* Start *

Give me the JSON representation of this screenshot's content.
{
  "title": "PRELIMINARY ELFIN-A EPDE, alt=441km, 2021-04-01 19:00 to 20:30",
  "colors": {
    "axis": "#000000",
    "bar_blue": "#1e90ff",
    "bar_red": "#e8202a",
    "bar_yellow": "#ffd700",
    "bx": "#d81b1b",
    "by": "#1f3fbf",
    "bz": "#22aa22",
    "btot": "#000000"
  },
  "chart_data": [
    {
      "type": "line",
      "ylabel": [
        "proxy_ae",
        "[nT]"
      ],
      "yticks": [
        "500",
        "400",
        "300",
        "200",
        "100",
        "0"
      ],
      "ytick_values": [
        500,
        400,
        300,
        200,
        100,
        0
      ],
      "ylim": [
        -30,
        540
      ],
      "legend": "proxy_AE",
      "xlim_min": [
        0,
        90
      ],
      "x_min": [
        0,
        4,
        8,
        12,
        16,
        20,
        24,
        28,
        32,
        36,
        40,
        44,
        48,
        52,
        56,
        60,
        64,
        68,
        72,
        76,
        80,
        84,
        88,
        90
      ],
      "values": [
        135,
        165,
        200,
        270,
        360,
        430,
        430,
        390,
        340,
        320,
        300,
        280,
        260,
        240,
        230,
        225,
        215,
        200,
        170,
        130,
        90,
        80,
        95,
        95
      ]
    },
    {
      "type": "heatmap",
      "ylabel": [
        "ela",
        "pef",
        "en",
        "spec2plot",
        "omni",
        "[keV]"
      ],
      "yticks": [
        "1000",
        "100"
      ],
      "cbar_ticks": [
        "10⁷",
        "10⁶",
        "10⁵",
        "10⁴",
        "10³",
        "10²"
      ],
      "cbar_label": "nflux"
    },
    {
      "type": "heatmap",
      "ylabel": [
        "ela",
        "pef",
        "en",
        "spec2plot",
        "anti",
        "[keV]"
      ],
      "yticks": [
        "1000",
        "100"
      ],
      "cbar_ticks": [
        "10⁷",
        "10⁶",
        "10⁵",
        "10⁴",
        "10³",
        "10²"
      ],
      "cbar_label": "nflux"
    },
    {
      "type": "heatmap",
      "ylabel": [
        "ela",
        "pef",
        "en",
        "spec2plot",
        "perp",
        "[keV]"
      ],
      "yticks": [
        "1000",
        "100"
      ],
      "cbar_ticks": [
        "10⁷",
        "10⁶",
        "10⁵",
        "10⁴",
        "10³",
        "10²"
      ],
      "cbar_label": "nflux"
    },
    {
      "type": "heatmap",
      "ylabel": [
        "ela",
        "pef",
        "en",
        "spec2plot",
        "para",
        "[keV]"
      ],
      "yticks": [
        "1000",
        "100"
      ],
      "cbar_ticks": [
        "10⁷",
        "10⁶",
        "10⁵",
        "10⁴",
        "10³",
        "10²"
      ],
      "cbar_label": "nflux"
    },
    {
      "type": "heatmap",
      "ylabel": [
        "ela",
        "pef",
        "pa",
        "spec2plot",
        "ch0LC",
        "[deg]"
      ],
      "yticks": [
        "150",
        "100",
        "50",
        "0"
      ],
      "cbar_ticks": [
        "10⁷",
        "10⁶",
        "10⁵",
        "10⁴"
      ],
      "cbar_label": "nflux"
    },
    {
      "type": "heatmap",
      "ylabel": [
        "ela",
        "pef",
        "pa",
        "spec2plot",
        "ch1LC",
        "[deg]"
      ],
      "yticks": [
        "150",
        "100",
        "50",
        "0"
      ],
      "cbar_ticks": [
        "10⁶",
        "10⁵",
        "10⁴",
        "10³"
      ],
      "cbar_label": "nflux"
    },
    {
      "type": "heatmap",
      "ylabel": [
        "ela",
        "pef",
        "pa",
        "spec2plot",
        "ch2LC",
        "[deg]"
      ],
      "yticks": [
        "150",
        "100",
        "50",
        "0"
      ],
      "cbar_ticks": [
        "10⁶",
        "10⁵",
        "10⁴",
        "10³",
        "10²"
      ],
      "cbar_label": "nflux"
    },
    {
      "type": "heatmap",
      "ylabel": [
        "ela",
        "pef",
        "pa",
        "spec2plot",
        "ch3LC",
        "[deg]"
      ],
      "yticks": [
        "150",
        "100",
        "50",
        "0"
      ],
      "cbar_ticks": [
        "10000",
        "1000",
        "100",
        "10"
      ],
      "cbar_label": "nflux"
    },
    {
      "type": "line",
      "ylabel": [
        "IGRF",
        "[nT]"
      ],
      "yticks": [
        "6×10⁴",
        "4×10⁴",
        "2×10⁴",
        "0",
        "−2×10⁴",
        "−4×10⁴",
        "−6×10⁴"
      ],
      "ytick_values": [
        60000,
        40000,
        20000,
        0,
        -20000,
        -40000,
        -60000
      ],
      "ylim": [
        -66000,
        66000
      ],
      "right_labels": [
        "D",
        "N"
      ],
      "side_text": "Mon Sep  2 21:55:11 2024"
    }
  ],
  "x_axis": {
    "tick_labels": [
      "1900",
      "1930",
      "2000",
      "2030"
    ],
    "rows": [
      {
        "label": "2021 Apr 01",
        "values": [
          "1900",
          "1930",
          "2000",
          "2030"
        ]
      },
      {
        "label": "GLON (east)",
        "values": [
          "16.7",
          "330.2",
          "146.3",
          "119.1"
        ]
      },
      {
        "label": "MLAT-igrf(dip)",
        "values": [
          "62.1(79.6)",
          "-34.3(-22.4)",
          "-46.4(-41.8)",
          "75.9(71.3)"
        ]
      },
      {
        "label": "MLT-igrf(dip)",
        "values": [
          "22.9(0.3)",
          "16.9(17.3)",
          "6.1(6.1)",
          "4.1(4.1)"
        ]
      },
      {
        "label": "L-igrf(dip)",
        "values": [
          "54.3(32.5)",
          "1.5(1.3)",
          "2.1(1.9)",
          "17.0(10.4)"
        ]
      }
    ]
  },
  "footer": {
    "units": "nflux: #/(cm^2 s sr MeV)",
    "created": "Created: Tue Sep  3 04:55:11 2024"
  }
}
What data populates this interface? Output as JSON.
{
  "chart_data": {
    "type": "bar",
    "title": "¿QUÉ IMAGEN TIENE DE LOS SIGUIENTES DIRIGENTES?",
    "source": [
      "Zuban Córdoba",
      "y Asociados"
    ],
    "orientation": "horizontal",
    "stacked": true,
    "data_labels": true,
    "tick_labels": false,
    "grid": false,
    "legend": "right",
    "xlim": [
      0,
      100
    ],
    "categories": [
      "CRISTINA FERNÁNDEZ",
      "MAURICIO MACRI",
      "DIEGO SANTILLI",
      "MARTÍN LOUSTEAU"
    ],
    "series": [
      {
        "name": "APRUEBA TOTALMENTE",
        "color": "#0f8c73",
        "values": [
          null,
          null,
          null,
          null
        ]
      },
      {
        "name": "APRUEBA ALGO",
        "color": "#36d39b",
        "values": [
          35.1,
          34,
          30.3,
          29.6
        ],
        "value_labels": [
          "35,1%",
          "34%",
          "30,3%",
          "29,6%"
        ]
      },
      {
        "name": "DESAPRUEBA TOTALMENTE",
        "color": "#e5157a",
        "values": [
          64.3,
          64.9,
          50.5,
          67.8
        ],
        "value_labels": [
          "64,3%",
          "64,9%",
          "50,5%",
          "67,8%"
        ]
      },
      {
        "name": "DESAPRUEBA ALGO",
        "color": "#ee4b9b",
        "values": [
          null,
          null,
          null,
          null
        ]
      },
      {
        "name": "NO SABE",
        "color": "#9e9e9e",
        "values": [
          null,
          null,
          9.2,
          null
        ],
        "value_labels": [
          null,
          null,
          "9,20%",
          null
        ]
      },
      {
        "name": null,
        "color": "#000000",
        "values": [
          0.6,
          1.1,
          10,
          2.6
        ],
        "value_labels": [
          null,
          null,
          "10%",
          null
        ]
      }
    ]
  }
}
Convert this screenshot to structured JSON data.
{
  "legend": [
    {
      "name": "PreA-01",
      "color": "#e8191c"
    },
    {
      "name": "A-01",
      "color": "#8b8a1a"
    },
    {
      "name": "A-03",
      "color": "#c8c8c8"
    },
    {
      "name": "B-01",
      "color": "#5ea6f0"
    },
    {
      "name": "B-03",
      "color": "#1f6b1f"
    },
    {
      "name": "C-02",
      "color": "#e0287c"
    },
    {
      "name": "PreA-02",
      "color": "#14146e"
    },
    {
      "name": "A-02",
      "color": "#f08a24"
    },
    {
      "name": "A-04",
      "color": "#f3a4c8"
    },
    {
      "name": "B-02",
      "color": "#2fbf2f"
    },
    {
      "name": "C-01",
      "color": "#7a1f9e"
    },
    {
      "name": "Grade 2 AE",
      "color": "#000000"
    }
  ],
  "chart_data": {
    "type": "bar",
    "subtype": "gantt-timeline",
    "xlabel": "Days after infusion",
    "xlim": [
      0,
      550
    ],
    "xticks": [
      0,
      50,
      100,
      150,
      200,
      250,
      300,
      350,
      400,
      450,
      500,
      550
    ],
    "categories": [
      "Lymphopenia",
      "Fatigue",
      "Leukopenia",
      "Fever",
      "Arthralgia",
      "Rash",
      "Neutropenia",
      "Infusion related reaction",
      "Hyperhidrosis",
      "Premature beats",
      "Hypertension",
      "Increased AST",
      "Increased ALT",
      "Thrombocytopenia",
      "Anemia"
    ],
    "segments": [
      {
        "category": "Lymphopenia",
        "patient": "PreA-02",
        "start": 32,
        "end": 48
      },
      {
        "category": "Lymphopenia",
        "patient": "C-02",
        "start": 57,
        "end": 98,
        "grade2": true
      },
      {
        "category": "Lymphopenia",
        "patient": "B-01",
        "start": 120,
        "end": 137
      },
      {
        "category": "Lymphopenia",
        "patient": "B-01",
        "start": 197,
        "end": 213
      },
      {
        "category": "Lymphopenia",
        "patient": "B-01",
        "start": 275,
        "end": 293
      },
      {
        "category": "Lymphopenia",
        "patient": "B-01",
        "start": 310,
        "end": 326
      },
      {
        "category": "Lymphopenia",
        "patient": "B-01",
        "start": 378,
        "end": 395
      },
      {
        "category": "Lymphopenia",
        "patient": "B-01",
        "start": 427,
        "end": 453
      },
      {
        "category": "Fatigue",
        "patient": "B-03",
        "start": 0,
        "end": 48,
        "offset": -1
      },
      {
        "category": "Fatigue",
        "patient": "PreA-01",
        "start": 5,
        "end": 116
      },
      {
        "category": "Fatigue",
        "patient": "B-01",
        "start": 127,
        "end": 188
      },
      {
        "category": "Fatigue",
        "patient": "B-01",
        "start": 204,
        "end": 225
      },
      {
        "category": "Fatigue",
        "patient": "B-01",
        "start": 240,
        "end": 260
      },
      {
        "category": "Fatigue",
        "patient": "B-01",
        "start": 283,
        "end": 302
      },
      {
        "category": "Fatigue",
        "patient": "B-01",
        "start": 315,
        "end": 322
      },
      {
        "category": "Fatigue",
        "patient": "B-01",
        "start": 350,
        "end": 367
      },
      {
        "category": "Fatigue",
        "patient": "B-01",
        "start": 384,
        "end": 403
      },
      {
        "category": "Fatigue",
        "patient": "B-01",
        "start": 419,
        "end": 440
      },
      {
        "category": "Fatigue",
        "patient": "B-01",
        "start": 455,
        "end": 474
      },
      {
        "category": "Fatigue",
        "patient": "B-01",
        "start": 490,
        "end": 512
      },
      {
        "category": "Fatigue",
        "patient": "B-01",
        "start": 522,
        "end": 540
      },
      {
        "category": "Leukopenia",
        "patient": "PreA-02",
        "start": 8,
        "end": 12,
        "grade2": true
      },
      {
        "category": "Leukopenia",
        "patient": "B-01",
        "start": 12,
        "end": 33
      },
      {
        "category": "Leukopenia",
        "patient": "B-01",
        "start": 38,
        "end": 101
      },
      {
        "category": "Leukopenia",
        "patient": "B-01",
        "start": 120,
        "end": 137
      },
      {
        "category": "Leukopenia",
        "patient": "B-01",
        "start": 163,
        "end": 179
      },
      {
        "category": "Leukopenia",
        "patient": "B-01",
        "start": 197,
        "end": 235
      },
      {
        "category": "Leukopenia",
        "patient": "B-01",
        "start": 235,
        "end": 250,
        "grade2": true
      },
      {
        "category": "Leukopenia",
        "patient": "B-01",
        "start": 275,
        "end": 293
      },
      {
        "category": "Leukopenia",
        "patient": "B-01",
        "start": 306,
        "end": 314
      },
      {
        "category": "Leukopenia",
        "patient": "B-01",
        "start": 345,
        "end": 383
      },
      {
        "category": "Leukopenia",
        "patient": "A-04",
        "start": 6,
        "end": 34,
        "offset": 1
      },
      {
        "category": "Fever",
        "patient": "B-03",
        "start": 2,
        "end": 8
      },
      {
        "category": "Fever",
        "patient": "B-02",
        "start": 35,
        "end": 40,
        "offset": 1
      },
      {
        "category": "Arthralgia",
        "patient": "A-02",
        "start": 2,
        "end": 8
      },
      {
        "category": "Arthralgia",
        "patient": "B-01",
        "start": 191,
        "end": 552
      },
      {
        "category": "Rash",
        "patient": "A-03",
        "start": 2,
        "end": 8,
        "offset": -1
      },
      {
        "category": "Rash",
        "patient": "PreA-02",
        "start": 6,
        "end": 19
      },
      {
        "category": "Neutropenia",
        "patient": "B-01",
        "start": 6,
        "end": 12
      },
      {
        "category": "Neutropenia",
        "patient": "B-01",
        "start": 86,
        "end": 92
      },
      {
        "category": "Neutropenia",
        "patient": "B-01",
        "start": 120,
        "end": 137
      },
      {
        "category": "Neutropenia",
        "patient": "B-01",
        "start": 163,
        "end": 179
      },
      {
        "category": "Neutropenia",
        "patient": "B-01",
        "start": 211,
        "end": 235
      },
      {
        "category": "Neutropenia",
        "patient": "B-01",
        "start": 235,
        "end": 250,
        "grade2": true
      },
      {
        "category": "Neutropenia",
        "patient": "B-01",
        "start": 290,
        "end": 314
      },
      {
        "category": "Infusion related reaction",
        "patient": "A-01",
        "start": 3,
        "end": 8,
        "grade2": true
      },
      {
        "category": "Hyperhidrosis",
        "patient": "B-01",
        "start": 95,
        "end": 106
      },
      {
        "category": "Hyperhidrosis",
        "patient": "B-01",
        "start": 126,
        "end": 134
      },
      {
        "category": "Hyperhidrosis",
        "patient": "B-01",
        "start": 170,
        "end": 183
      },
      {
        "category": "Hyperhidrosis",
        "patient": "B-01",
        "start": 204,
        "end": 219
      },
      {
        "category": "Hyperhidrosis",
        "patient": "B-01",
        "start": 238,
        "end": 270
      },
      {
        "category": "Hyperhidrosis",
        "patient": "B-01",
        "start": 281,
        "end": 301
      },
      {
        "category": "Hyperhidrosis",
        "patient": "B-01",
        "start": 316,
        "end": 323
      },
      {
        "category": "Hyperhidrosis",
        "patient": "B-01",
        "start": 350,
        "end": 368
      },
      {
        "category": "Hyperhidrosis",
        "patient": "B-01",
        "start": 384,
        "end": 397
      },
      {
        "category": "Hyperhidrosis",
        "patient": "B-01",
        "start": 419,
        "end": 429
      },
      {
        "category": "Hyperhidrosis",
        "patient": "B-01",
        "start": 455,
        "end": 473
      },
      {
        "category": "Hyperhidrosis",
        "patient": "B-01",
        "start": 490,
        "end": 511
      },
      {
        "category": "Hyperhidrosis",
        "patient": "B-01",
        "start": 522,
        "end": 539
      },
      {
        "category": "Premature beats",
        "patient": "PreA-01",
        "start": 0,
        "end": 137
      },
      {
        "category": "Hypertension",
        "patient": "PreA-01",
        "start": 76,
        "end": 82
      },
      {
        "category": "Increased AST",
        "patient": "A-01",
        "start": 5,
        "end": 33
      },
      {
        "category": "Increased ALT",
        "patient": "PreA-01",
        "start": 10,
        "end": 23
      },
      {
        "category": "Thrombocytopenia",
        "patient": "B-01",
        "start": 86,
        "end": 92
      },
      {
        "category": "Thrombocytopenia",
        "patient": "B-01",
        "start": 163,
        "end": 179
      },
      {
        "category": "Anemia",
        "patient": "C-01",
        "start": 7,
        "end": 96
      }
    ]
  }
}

* End *

Description of the task:
Pull out all lines containing "Premature".

Solution for this task:
      "Premature beats",
        "category": "Premature beats",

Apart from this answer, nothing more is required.